Part of a data file:
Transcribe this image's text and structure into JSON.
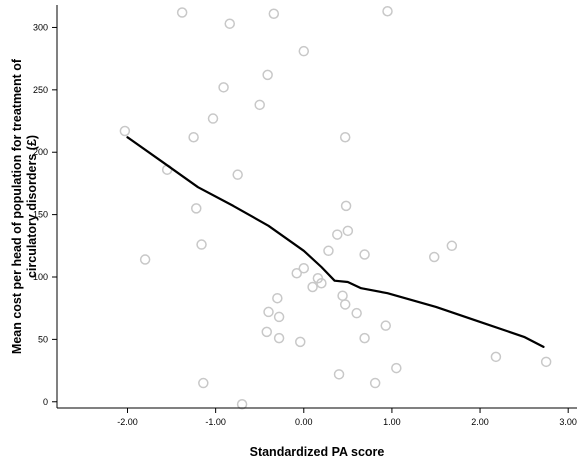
{
  "chart_data": {
    "type": "scatter",
    "xlabel": "Standardized PA score",
    "ylabel_lines": [
      "Mean cost per head of population for treatment of",
      "circulatory disorders (£)"
    ],
    "xlim": [
      -2.8,
      3.1
    ],
    "ylim": [
      -5,
      318
    ],
    "x_ticks": [
      -2.0,
      -1.0,
      0.0,
      1.0,
      2.0,
      3.0
    ],
    "x_tick_labels": [
      "-2.00",
      "-1.00",
      "0.00",
      "1.00",
      "2.00",
      "3.00"
    ],
    "y_ticks": [
      0,
      50,
      100,
      150,
      200,
      250,
      300
    ],
    "y_tick_labels": [
      "0",
      "50",
      "100",
      "150",
      "200",
      "250",
      "300"
    ],
    "point_color": "#c8c8c8",
    "line_color": "#000000",
    "points": [
      {
        "x": -1.38,
        "y": 312
      },
      {
        "x": -0.34,
        "y": 311
      },
      {
        "x": 0.95,
        "y": 313
      },
      {
        "x": -0.84,
        "y": 303
      },
      {
        "x": 0.0,
        "y": 281
      },
      {
        "x": -0.41,
        "y": 262
      },
      {
        "x": -0.91,
        "y": 252
      },
      {
        "x": -0.5,
        "y": 238
      },
      {
        "x": -1.03,
        "y": 227
      },
      {
        "x": -2.03,
        "y": 217
      },
      {
        "x": -1.25,
        "y": 212
      },
      {
        "x": 0.47,
        "y": 212
      },
      {
        "x": -1.55,
        "y": 186
      },
      {
        "x": -0.75,
        "y": 182
      },
      {
        "x": 0.48,
        "y": 157
      },
      {
        "x": -1.22,
        "y": 155
      },
      {
        "x": 0.5,
        "y": 137
      },
      {
        "x": 0.38,
        "y": 134
      },
      {
        "x": -1.16,
        "y": 126
      },
      {
        "x": 1.68,
        "y": 125
      },
      {
        "x": 0.28,
        "y": 121
      },
      {
        "x": 0.69,
        "y": 118
      },
      {
        "x": 1.48,
        "y": 116
      },
      {
        "x": -1.8,
        "y": 114
      },
      {
        "x": 0.0,
        "y": 107
      },
      {
        "x": -0.08,
        "y": 103
      },
      {
        "x": 0.16,
        "y": 99
      },
      {
        "x": 0.2,
        "y": 95
      },
      {
        "x": 0.1,
        "y": 92
      },
      {
        "x": 0.44,
        "y": 85
      },
      {
        "x": -0.3,
        "y": 83
      },
      {
        "x": 0.47,
        "y": 78
      },
      {
        "x": -0.4,
        "y": 72
      },
      {
        "x": 0.6,
        "y": 71
      },
      {
        "x": -0.28,
        "y": 68
      },
      {
        "x": 0.93,
        "y": 61
      },
      {
        "x": -0.42,
        "y": 56
      },
      {
        "x": -0.28,
        "y": 51
      },
      {
        "x": 0.69,
        "y": 51
      },
      {
        "x": -0.04,
        "y": 48
      },
      {
        "x": 2.18,
        "y": 36
      },
      {
        "x": 2.75,
        "y": 32
      },
      {
        "x": 1.05,
        "y": 27
      },
      {
        "x": 0.4,
        "y": 22
      },
      {
        "x": -1.14,
        "y": 15
      },
      {
        "x": 0.81,
        "y": 15
      },
      {
        "x": -0.7,
        "y": -2
      }
    ],
    "fit_line": [
      {
        "x": -2.0,
        "y": 212
      },
      {
        "x": -1.6,
        "y": 192
      },
      {
        "x": -1.2,
        "y": 172
      },
      {
        "x": -0.8,
        "y": 157
      },
      {
        "x": -0.4,
        "y": 141
      },
      {
        "x": 0.0,
        "y": 121
      },
      {
        "x": 0.2,
        "y": 108
      },
      {
        "x": 0.35,
        "y": 97
      },
      {
        "x": 0.5,
        "y": 96
      },
      {
        "x": 0.65,
        "y": 91
      },
      {
        "x": 0.95,
        "y": 87
      },
      {
        "x": 1.5,
        "y": 76
      },
      {
        "x": 2.0,
        "y": 64
      },
      {
        "x": 2.5,
        "y": 52
      },
      {
        "x": 2.72,
        "y": 44
      }
    ]
  }
}
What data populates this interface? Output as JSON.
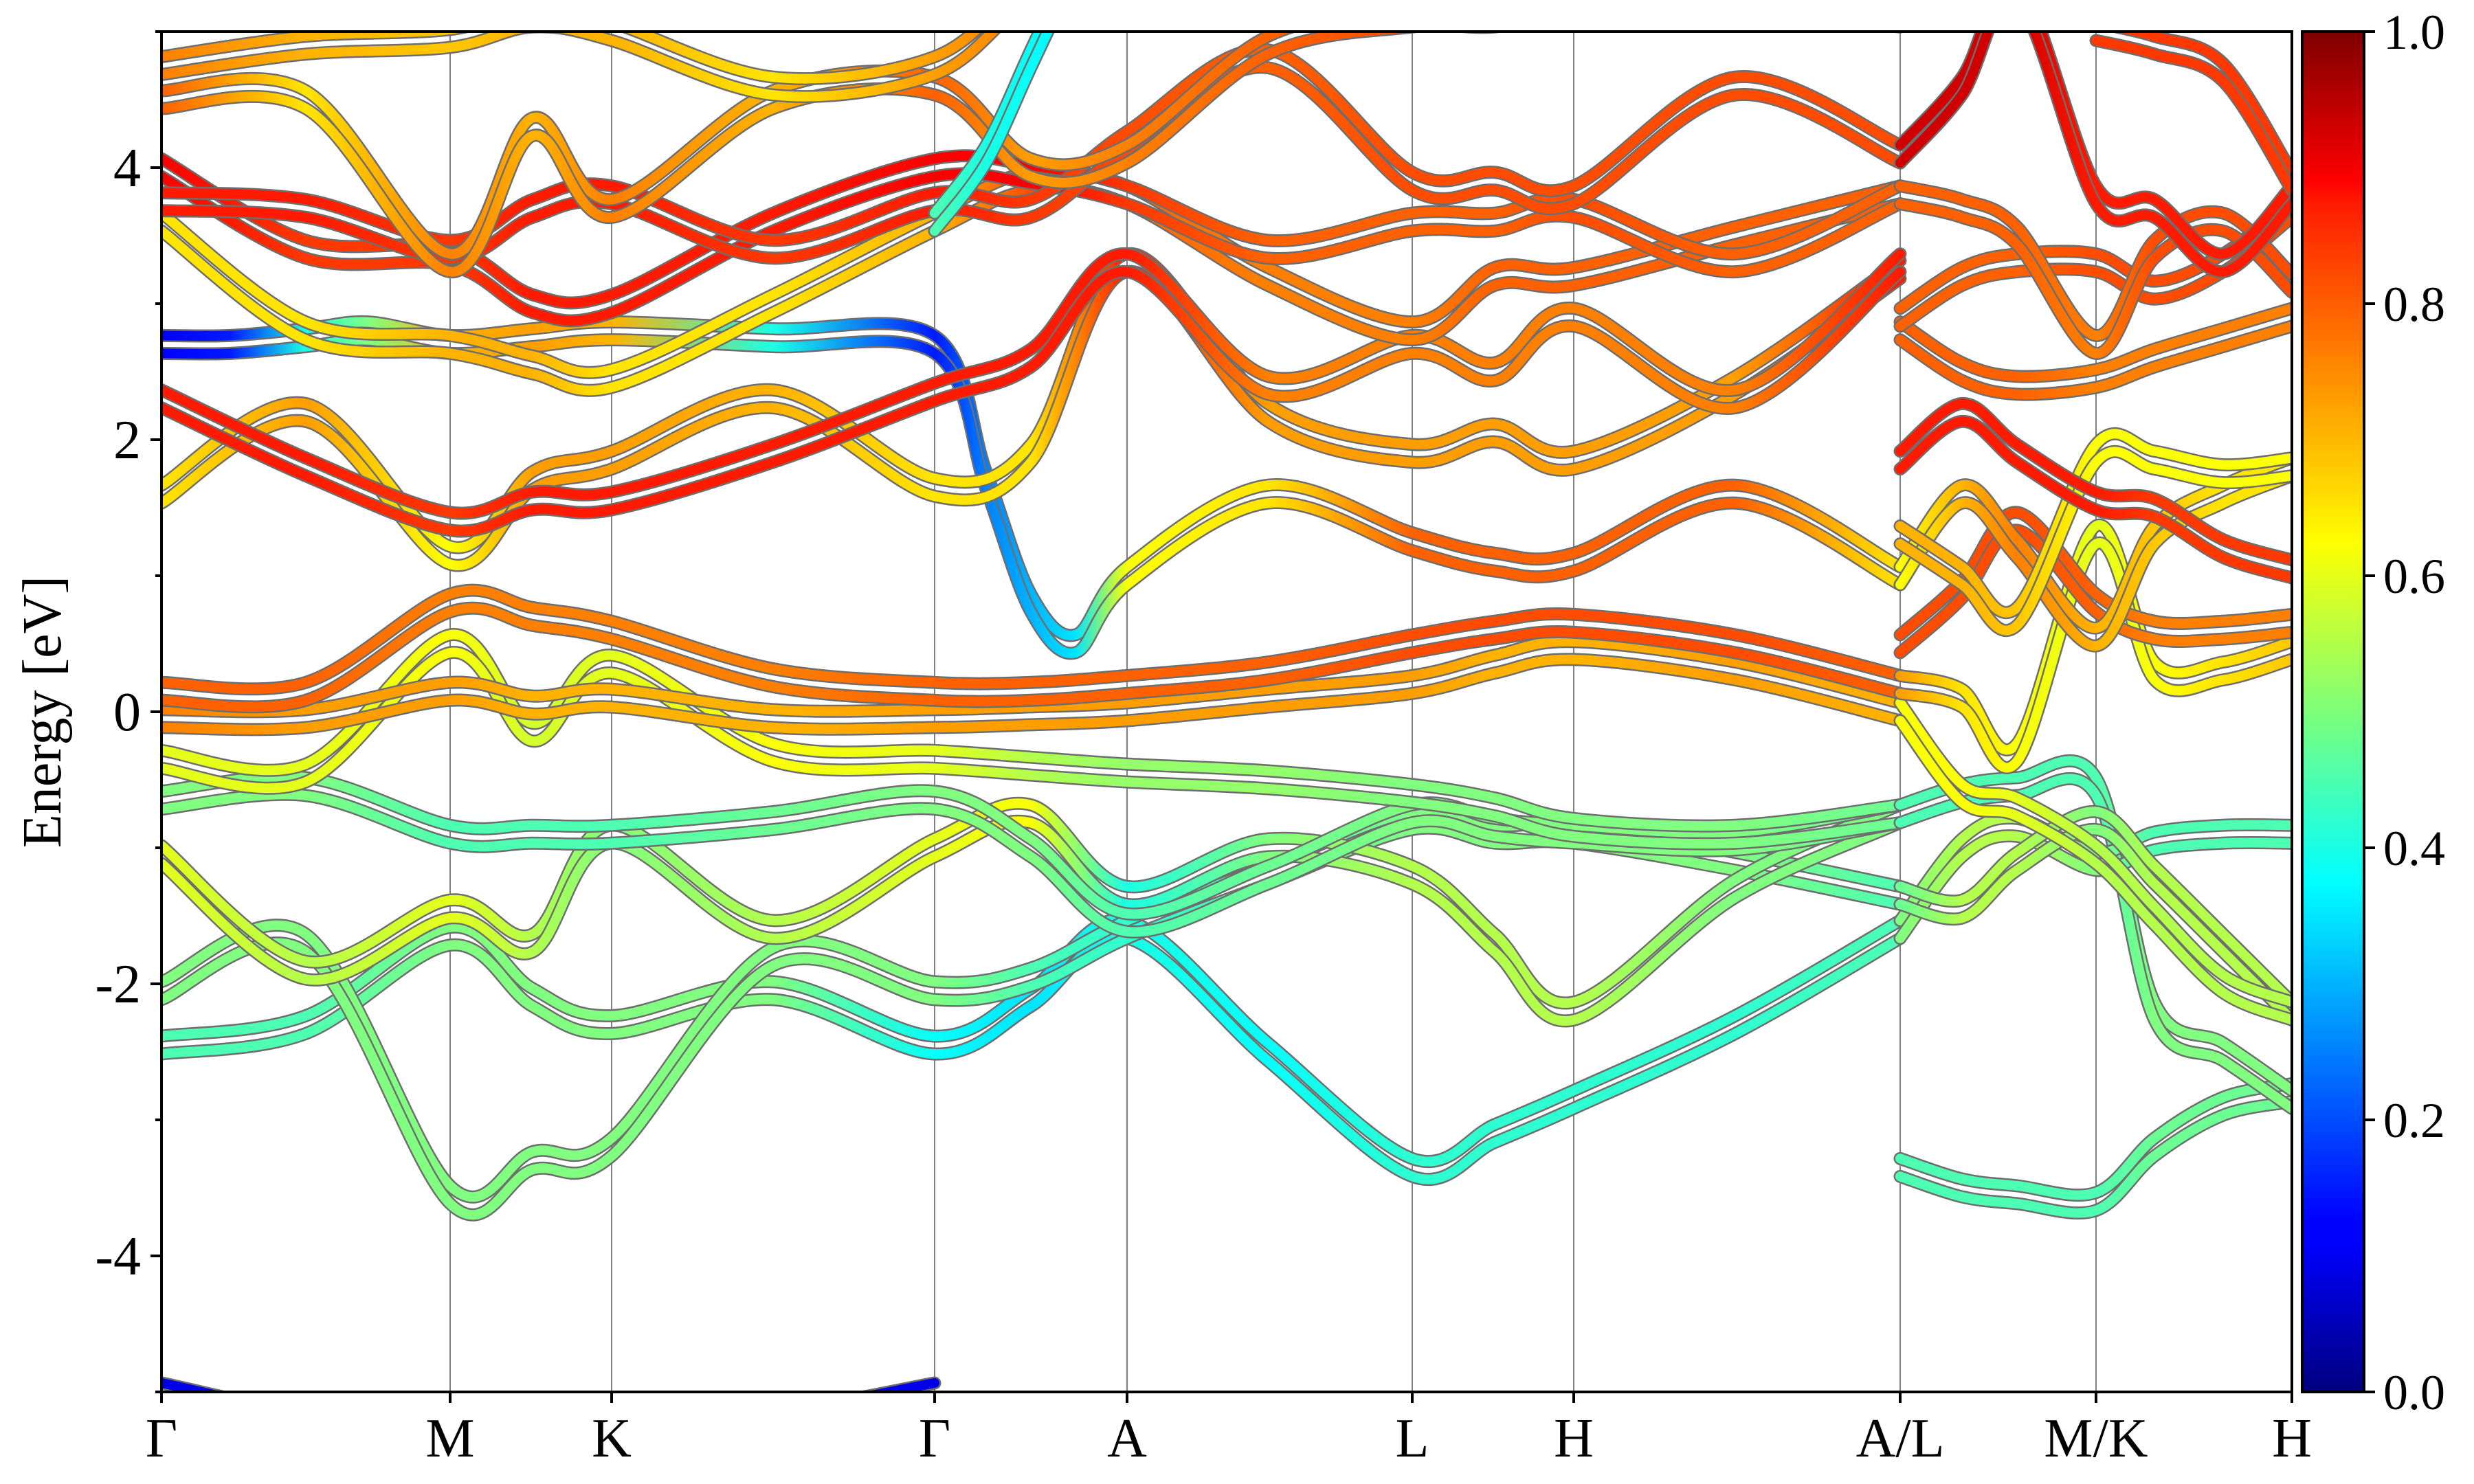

Task prompt:
Copy out each line of the records where the string "JSON" appears.

Answer to the task:
Transcribe this image's text and structure into JSON.
What data populates this interface? Output as JSON.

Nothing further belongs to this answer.